What the task asks. Pull out every line below that holds the word "than".

Given data.
━━━━━━━━━━━━━━━━
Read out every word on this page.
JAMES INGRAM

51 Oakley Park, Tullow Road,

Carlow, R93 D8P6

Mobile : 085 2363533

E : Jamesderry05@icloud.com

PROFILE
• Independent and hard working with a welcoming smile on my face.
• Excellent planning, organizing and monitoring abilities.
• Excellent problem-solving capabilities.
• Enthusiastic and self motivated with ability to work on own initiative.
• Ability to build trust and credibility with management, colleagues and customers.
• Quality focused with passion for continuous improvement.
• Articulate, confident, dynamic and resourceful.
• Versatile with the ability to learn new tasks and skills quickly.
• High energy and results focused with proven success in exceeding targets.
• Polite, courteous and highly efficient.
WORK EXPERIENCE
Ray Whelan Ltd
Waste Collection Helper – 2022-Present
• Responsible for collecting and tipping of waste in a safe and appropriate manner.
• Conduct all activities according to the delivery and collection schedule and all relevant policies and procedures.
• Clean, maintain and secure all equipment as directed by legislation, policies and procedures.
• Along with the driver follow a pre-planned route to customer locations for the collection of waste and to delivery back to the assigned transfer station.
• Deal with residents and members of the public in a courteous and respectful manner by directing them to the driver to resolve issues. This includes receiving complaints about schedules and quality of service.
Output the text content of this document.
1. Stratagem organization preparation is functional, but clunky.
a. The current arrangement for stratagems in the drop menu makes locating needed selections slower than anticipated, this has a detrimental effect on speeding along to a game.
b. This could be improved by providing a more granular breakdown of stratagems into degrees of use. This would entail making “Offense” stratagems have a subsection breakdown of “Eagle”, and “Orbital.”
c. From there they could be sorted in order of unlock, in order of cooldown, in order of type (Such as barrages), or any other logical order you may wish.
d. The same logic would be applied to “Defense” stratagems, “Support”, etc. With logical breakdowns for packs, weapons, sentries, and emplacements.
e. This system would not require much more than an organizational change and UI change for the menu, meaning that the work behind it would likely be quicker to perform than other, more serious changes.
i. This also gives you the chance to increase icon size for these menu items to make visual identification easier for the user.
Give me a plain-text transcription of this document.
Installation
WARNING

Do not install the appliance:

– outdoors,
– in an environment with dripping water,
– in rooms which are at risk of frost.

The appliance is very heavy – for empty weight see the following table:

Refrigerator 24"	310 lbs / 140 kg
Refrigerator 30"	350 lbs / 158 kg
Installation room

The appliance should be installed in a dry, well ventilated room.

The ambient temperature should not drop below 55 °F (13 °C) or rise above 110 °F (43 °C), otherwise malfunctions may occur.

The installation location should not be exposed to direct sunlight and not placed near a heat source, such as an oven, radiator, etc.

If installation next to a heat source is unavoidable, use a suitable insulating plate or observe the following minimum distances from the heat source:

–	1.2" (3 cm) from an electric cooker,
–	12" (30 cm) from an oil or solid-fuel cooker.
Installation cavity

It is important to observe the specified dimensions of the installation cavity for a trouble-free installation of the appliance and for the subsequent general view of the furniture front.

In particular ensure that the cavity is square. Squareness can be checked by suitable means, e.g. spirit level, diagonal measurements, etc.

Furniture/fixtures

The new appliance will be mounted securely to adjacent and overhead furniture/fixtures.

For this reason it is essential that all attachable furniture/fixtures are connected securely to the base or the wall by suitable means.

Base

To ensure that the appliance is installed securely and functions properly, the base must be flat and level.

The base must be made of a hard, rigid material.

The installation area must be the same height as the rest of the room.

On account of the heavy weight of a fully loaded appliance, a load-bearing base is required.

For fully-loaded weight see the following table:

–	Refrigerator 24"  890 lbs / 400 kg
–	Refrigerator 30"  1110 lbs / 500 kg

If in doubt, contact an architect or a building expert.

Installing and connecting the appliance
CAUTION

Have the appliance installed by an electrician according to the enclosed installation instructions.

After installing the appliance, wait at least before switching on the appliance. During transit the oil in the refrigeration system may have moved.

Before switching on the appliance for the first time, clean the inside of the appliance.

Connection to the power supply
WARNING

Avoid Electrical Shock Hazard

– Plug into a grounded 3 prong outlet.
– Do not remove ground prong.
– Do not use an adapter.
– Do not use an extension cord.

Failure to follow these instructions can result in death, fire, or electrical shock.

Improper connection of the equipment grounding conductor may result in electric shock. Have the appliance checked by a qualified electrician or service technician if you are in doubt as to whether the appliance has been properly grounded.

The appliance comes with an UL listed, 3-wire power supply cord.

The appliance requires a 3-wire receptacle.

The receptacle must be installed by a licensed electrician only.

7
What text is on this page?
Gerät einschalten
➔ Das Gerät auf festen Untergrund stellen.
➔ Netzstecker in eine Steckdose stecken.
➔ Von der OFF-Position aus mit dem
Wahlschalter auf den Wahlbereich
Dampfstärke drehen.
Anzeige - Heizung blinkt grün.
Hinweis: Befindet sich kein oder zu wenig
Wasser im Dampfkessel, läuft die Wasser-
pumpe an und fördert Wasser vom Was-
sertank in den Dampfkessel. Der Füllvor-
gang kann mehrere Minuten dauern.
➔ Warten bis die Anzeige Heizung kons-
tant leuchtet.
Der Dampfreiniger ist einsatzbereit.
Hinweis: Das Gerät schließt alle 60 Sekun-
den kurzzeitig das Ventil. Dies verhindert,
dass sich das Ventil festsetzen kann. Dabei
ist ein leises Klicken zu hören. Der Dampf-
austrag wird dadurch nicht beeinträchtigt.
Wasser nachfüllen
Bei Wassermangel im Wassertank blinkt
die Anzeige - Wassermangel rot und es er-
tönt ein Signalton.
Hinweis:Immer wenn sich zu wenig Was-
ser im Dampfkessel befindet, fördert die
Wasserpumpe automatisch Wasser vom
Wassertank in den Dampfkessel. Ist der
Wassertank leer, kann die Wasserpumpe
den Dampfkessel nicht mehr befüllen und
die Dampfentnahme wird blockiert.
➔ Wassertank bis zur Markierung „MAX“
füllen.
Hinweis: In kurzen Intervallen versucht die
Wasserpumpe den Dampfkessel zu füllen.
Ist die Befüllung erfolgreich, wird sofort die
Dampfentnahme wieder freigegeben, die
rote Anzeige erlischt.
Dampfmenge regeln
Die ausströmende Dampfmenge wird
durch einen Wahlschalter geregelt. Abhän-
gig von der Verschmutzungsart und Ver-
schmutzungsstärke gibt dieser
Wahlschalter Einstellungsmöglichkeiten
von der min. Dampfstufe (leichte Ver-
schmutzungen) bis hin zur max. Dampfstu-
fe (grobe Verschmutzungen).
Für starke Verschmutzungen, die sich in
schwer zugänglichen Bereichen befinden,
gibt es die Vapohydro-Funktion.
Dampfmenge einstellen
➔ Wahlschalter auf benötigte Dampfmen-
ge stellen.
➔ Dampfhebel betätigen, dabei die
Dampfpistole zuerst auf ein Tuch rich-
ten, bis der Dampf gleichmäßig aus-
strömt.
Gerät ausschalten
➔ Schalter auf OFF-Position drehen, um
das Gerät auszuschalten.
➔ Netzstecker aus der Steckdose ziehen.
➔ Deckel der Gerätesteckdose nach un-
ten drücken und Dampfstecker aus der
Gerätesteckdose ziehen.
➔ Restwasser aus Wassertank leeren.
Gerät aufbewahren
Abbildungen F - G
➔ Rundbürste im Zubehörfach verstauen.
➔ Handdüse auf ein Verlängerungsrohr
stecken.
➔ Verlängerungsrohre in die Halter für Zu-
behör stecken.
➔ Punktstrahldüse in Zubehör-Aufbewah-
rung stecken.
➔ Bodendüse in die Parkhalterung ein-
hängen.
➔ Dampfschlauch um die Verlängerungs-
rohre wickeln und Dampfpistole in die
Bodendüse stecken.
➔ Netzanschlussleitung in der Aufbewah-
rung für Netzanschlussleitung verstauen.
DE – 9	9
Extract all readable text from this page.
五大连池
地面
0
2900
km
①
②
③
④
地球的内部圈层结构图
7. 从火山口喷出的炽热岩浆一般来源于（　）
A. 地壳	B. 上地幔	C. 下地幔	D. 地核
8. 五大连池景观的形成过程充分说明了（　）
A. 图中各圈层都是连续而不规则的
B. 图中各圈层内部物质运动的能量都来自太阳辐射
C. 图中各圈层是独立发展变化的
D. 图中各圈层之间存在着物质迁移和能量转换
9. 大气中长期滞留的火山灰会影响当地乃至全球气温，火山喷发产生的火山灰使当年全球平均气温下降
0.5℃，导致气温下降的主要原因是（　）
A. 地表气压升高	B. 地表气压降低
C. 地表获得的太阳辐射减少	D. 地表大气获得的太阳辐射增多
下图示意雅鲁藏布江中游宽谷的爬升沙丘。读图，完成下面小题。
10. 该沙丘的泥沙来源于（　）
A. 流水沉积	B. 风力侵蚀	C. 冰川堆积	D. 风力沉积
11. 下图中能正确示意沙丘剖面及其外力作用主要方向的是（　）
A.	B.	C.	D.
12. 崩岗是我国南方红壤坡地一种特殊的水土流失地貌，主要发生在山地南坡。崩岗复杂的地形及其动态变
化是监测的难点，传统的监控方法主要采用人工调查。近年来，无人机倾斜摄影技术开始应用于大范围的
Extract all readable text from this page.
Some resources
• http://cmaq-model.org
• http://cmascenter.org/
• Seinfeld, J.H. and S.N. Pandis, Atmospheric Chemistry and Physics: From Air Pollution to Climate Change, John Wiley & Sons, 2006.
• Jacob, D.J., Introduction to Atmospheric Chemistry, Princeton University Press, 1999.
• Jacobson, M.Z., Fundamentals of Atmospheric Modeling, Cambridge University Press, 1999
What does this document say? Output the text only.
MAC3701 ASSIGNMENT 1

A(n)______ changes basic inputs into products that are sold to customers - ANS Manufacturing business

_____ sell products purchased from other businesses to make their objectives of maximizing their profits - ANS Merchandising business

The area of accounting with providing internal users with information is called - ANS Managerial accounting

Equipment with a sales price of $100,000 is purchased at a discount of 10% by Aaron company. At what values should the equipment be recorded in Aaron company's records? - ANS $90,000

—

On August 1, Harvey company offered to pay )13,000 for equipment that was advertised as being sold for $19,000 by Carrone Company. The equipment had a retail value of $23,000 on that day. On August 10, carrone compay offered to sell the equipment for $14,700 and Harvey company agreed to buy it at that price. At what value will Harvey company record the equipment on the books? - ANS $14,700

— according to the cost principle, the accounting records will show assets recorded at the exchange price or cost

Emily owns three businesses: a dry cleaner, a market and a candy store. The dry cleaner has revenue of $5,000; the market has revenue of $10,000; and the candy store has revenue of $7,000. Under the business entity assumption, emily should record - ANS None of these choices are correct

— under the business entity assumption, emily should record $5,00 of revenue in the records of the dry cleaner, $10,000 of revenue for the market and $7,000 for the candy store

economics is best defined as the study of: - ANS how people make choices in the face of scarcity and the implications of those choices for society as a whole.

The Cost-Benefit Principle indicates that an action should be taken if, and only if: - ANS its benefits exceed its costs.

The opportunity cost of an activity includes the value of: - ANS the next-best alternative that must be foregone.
━━━━━━━━━━━━━━━━
Output for this exercise.
a. The current arrangement for stratagems in the drop menu makes locating needed selections slower than anticipated, this has a detrimental effect on speeding along to a game.
e. This system would not require much more than an organizational change and UI change for the menu, meaning that the work behind it would likely be quicker to perform than other, more serious changes.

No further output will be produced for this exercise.